▸ **Exercise prompt**
Gather every line of the entries that includes the word "this".

[Figure record listings]
-------

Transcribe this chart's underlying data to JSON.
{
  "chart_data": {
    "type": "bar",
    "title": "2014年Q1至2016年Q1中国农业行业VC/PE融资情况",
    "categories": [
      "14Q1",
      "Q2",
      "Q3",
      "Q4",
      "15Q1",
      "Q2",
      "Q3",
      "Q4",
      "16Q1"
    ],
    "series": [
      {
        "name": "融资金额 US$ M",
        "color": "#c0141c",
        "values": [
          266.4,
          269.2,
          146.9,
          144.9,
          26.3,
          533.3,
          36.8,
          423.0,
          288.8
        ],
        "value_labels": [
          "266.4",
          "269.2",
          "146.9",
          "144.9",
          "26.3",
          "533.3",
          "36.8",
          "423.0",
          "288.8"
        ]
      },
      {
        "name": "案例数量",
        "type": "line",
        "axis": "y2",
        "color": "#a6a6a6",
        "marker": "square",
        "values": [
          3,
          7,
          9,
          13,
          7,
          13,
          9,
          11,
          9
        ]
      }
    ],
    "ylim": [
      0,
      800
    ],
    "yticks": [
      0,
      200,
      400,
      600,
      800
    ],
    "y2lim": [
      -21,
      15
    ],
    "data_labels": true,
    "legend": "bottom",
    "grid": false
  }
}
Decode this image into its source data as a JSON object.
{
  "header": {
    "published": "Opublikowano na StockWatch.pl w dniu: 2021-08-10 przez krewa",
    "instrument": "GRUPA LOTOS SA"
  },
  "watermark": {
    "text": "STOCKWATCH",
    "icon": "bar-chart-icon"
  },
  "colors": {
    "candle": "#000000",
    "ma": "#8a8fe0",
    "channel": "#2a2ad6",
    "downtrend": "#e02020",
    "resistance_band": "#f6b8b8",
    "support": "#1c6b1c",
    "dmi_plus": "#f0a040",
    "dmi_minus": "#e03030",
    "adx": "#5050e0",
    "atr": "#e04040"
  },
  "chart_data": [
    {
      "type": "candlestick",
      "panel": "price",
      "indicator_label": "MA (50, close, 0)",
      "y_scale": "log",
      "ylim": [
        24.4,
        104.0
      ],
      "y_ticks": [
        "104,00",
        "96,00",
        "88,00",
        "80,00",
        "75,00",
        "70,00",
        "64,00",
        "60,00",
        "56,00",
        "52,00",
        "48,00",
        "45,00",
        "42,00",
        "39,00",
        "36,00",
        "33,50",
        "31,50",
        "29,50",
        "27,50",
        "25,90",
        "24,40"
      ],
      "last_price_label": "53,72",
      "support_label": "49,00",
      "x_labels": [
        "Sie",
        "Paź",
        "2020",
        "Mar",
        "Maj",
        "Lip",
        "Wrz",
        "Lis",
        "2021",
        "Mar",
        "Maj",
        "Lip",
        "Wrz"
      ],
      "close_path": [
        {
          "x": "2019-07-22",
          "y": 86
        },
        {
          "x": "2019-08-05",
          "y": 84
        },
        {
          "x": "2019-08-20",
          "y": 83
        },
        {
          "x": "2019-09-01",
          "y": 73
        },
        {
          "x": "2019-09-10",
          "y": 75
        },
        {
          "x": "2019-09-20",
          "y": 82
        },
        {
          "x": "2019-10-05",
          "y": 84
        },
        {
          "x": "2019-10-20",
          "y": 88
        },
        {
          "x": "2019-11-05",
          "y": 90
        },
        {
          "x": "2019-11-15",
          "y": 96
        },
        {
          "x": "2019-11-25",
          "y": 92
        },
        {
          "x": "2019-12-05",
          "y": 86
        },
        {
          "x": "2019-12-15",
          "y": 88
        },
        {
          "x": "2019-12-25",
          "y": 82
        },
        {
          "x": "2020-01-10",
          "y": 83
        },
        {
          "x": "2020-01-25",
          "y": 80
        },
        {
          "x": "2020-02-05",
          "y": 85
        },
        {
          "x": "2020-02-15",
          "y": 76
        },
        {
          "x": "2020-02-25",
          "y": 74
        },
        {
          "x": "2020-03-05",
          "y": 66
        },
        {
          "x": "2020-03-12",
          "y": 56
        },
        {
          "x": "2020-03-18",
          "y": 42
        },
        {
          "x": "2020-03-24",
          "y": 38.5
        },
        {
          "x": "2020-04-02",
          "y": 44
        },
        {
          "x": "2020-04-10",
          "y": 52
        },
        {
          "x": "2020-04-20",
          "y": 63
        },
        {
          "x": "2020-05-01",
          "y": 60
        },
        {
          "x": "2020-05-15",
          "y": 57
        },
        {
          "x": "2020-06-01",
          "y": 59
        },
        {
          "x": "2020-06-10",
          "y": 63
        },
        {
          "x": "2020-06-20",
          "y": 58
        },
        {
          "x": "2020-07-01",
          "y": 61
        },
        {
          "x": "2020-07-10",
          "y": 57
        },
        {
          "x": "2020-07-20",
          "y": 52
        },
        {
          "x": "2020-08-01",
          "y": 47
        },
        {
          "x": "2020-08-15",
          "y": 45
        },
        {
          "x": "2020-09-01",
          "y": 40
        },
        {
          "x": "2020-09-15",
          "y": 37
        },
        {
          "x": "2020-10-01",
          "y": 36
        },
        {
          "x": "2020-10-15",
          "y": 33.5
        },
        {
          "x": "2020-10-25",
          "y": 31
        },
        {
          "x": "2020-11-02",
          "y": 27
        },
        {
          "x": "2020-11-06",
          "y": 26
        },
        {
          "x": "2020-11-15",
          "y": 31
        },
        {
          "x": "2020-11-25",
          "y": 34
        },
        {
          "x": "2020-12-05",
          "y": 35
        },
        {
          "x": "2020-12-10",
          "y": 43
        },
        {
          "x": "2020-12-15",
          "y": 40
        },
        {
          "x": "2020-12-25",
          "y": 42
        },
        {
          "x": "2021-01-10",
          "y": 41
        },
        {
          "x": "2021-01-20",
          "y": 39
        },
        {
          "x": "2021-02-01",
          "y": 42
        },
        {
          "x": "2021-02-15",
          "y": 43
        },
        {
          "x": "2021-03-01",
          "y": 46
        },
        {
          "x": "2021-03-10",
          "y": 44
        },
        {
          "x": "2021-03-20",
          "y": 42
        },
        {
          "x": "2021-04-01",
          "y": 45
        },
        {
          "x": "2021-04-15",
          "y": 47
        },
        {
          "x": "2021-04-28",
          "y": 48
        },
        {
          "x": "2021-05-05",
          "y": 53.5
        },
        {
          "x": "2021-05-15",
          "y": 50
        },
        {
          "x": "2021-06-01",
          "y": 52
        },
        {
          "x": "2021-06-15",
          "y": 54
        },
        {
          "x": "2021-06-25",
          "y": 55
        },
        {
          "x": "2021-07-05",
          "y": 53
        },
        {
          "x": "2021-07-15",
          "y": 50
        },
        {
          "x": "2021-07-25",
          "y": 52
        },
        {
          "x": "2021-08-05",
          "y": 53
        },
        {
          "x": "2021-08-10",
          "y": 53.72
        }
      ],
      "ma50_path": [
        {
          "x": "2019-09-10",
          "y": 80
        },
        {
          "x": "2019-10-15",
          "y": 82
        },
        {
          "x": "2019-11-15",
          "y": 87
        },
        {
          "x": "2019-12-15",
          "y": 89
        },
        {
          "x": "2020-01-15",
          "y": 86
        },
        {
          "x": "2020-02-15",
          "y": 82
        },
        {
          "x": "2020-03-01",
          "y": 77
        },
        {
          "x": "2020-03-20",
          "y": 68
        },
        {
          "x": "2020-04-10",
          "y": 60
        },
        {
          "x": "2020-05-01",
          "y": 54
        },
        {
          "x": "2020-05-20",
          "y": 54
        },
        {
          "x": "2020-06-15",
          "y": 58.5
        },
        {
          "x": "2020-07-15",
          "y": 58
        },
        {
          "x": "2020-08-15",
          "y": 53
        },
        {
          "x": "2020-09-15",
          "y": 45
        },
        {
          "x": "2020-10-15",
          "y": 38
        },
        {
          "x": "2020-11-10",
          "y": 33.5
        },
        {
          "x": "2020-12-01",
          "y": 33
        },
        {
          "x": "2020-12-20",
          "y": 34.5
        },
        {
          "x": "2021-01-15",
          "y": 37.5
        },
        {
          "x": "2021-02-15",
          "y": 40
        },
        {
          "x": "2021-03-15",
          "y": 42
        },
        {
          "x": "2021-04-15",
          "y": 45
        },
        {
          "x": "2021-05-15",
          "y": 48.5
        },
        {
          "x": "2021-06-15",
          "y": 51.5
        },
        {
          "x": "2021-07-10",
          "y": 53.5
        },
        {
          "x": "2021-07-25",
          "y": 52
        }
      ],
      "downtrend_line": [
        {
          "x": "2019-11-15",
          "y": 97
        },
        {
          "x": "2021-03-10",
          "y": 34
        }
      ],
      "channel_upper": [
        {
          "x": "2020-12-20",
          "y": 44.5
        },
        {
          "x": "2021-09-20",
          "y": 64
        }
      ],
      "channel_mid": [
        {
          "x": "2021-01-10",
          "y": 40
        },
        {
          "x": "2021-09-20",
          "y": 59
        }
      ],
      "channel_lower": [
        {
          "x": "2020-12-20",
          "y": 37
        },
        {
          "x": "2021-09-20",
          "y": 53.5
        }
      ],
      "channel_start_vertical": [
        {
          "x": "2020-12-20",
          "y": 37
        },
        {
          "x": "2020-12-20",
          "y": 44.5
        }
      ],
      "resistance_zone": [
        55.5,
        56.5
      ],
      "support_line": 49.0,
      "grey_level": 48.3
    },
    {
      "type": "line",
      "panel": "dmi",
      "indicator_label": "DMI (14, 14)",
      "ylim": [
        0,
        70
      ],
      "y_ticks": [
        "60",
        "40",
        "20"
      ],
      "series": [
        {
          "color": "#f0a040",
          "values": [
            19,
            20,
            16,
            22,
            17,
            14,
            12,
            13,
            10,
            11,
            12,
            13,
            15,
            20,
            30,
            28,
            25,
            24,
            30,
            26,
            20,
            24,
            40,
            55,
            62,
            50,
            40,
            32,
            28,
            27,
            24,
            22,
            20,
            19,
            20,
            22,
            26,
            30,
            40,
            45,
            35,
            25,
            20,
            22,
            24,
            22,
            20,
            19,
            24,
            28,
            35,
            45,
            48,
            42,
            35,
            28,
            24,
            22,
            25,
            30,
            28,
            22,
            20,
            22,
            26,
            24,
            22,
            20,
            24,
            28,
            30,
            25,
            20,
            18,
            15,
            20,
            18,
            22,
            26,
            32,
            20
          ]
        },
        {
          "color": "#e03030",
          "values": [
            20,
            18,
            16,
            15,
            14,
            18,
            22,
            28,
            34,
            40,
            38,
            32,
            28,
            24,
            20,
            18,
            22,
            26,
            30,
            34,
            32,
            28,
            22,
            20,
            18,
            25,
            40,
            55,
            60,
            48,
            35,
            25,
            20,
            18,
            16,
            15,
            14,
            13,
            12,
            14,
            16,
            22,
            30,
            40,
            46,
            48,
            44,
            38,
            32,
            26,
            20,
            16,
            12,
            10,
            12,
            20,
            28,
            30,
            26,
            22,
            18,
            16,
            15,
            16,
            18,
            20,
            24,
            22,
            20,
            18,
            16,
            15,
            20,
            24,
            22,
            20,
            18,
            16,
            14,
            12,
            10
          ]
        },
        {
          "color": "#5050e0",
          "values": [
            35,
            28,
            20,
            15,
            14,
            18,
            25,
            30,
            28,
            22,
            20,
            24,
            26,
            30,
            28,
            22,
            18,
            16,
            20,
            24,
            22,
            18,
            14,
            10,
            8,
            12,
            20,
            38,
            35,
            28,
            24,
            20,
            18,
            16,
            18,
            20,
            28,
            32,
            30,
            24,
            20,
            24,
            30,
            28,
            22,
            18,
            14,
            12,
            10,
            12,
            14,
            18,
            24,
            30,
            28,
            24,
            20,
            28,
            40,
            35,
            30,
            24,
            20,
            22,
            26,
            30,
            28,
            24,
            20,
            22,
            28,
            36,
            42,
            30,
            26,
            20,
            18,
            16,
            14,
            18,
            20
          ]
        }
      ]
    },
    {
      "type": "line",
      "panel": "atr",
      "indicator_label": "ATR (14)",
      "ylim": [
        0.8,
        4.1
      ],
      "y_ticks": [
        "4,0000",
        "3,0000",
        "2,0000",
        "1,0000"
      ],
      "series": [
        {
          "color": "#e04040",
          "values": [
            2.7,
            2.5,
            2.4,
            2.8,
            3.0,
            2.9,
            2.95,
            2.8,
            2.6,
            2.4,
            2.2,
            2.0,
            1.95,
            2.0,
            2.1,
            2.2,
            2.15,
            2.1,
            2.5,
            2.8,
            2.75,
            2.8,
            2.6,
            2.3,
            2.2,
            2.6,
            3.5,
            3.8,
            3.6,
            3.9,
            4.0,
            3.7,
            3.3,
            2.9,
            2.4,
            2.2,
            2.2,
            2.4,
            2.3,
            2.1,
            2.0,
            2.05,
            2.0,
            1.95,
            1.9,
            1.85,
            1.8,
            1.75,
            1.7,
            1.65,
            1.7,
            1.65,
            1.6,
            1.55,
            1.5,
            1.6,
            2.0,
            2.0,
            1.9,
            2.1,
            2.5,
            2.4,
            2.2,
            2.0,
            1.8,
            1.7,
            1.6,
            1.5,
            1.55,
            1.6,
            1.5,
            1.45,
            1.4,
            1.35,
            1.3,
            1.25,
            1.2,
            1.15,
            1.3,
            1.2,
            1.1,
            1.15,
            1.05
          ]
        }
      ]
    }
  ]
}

-------

▸ **Full solution**
Transcribe this chart's underlying data to JSON.
Decode this image into its source data as a JSON object.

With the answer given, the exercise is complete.